Reproduce nothing but the closing run of lines: the line with "Type out the text in this image." and each line that follows it to the end of the data.

--- START TASK INPUT ---

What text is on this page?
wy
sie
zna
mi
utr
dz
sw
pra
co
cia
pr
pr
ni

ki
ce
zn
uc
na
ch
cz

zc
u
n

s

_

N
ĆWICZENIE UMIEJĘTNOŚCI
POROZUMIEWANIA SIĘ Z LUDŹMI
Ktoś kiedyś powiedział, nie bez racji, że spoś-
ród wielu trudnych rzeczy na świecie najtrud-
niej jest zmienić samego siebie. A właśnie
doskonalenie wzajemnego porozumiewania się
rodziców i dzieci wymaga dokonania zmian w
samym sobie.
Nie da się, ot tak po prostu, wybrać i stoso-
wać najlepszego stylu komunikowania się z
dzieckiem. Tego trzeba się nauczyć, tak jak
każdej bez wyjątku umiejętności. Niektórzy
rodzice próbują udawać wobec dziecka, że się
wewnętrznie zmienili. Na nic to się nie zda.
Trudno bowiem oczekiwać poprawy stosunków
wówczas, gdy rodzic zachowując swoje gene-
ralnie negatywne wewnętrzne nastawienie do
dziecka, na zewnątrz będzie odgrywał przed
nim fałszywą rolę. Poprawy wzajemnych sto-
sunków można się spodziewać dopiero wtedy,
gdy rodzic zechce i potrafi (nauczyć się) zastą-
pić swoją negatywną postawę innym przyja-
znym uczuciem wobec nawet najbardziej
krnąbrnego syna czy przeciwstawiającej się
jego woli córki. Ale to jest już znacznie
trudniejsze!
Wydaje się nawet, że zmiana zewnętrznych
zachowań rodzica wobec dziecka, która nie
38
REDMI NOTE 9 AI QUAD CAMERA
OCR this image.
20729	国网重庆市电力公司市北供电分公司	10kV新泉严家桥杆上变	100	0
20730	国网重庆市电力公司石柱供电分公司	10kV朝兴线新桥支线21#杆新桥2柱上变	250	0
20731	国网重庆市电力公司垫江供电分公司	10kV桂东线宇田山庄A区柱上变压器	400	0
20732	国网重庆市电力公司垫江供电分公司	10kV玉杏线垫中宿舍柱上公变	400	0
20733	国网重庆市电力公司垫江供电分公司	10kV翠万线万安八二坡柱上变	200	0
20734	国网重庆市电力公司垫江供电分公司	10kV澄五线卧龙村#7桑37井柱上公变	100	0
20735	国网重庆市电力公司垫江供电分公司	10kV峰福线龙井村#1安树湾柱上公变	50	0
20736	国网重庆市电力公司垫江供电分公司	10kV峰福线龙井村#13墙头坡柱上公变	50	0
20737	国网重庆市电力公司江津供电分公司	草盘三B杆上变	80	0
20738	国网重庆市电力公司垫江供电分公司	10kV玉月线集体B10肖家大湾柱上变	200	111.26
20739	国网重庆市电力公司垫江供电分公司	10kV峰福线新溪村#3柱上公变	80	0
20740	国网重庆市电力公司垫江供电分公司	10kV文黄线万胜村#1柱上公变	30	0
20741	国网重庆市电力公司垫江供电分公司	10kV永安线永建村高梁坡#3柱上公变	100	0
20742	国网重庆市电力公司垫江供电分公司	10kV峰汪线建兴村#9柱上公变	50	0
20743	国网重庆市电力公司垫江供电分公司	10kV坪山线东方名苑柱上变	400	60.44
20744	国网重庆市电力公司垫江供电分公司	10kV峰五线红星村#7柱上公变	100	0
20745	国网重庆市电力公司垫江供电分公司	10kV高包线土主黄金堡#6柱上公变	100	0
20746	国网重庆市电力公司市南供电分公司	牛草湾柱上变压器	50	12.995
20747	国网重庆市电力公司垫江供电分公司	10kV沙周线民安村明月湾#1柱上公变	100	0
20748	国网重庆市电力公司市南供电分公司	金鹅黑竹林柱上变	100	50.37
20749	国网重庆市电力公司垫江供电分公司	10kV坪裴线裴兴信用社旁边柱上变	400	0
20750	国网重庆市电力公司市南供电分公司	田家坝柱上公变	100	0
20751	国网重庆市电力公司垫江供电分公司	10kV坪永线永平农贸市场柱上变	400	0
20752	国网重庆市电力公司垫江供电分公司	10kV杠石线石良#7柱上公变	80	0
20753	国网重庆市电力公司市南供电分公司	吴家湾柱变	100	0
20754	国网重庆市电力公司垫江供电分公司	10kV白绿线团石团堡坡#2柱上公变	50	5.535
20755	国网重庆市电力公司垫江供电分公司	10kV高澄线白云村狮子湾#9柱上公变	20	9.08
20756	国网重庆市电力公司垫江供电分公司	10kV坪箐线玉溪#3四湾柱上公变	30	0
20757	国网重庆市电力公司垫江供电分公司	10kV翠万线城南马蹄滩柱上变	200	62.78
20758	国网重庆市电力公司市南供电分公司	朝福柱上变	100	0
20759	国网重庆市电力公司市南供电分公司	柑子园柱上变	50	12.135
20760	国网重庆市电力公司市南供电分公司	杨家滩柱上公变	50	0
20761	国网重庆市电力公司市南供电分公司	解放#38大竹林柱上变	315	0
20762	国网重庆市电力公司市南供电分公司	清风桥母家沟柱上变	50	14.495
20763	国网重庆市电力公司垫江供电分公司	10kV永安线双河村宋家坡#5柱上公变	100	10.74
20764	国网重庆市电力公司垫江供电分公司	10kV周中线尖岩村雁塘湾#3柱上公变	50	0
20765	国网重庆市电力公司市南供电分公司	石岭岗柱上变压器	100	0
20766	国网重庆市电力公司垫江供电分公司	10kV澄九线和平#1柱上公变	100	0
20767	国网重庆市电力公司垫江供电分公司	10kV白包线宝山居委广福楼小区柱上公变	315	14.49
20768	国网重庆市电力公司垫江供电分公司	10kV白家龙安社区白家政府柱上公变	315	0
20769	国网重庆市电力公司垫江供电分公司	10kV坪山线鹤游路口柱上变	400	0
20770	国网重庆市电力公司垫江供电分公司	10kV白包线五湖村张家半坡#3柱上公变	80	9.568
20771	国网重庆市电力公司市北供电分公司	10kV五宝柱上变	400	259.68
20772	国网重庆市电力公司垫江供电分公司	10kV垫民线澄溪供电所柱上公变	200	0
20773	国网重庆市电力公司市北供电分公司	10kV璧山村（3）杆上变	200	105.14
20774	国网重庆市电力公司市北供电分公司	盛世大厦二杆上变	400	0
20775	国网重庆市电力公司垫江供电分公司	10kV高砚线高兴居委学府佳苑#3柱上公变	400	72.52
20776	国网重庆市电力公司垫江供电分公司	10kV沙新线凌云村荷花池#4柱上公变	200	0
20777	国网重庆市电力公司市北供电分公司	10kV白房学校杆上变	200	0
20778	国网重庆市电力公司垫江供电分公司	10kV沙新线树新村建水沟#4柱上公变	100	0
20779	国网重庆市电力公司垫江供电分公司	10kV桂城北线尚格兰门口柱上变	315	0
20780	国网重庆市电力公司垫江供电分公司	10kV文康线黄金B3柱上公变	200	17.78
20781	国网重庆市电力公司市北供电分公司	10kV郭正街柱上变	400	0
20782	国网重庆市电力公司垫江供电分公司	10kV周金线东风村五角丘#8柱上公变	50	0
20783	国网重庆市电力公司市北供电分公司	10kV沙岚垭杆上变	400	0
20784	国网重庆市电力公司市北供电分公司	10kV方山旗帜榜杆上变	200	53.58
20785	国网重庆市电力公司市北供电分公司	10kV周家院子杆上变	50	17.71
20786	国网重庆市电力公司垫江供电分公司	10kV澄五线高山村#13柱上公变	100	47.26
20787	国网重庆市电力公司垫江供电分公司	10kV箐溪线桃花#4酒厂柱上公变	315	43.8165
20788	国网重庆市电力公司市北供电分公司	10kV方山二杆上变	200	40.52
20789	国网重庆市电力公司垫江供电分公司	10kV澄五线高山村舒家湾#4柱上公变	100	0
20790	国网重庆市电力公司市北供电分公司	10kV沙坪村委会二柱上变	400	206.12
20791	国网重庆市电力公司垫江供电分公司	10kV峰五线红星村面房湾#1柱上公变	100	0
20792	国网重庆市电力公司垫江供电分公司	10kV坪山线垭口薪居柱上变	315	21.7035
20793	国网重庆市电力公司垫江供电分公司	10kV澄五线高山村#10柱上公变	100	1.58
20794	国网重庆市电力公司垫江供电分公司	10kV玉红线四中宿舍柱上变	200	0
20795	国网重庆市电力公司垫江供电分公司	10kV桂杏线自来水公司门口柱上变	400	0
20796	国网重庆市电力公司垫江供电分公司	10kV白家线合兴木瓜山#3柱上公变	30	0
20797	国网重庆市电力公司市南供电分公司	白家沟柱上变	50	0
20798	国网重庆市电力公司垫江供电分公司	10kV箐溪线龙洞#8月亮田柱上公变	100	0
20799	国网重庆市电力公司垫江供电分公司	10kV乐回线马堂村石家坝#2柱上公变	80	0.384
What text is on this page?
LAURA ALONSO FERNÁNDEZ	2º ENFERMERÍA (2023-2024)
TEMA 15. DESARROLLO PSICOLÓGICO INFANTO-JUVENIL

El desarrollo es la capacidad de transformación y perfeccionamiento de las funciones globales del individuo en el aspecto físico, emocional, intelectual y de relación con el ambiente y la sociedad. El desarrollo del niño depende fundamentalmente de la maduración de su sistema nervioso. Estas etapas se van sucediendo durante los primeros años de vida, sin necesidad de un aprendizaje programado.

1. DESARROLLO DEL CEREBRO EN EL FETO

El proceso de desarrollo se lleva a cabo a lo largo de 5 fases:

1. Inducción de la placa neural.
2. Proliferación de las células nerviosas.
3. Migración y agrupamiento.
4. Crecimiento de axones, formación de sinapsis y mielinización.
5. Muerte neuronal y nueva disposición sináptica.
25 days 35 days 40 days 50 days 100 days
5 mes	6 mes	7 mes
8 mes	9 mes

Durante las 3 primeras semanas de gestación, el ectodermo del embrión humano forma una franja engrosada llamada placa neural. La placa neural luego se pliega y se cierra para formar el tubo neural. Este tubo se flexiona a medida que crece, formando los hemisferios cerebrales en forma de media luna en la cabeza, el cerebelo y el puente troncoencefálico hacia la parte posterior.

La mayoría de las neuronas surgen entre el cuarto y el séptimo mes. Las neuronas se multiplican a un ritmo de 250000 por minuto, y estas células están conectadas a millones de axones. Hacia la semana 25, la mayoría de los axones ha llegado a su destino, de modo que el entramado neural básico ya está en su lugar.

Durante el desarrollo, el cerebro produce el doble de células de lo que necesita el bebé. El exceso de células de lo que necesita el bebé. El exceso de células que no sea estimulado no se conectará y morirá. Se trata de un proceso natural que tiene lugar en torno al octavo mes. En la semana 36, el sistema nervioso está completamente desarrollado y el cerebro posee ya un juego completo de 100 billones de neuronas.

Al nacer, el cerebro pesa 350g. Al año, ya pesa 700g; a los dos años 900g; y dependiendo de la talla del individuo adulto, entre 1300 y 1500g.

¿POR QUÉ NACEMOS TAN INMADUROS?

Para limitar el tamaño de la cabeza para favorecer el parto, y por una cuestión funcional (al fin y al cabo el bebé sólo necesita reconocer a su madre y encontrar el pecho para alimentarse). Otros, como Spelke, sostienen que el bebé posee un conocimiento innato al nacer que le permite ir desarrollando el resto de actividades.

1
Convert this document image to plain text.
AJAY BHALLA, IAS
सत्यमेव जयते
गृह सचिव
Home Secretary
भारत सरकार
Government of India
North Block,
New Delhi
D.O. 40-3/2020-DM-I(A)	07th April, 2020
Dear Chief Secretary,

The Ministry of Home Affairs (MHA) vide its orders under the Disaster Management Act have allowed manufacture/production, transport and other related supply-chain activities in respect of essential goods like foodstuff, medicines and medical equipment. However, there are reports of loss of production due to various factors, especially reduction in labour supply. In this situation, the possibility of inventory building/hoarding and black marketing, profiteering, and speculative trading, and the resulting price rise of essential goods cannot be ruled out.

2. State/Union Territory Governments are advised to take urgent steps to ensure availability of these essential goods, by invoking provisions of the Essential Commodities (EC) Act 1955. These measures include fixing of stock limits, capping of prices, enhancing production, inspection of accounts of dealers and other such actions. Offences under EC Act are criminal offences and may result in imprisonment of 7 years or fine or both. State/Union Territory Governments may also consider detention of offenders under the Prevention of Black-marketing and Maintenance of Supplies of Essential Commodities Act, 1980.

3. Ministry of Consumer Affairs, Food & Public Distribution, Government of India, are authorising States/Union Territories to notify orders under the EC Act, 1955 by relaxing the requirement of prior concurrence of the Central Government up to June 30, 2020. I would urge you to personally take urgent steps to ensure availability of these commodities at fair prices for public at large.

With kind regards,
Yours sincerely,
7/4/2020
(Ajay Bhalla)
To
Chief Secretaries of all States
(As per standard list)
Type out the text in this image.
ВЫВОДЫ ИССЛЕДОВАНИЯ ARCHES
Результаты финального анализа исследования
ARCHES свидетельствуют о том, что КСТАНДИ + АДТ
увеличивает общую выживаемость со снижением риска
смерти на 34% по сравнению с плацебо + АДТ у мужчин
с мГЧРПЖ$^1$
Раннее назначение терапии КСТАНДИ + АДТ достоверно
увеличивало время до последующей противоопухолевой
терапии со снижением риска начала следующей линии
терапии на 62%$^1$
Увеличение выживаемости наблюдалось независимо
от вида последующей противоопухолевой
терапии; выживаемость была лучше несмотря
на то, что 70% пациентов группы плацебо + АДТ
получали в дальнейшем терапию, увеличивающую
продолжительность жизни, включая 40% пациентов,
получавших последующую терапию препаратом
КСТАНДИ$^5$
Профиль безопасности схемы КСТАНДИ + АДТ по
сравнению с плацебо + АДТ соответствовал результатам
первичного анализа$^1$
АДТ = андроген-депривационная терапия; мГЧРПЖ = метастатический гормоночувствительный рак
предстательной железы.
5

--- END TASK INPUT ---

THE OUTPUT
Type out the text in this image.
ВЫВОДЫ ИССЛЕДОВАНИЯ ARCHES
Результаты финального анализа исследования
ARCHES свидетельствуют о том, что КСТАНДИ + АДТ
увеличивает общую выживаемость со снижением риска
смерти на 34% по сравнению с плацебо + АДТ у мужчин
с мГЧРПЖ$^1$
Раннее назначение терапии КСТАНДИ + АДТ достоверно
увеличивало время до последующей противоопухолевой
терапии со снижением риска начала следующей линии
терапии на 62%$^1$
Увеличение выживаемости наблюдалось независимо
от вида последующей противоопухолевой
терапии; выживаемость была лучше несмотря
на то, что 70% пациентов группы плацебо + АДТ
получали в дальнейшем терапию, увеличивающую
продолжительность жизни, включая 40% пациентов,
получавших последующую терапию препаратом
КСТАНДИ$^5$
Профиль безопасности схемы КСТАНДИ + АДТ по
сравнению с плацебо + АДТ соответствовал результатам
первичного анализа$^1$
АДТ = андроген-депривационная терапия; мГЧРПЖ = метастатический гормоночувствительный рак
предстательной железы.
5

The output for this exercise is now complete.